Extract all records. Keep each one exact.

::: The records :::

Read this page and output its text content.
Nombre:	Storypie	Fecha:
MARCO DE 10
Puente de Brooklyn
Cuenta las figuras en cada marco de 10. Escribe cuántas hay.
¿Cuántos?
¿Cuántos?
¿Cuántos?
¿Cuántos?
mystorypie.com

:::

### Result of this exercise
Read this page and output its text content.
Nombre:	Storypie	Fecha:
MARCO DE 10
Puente de Brooklyn
Cuenta las figuras en cada marco de 10. Escribe cuántas hay.
¿Cuántos?
¿Cuántos?
¿Cuántos?
¿Cuántos?
mystorypie.com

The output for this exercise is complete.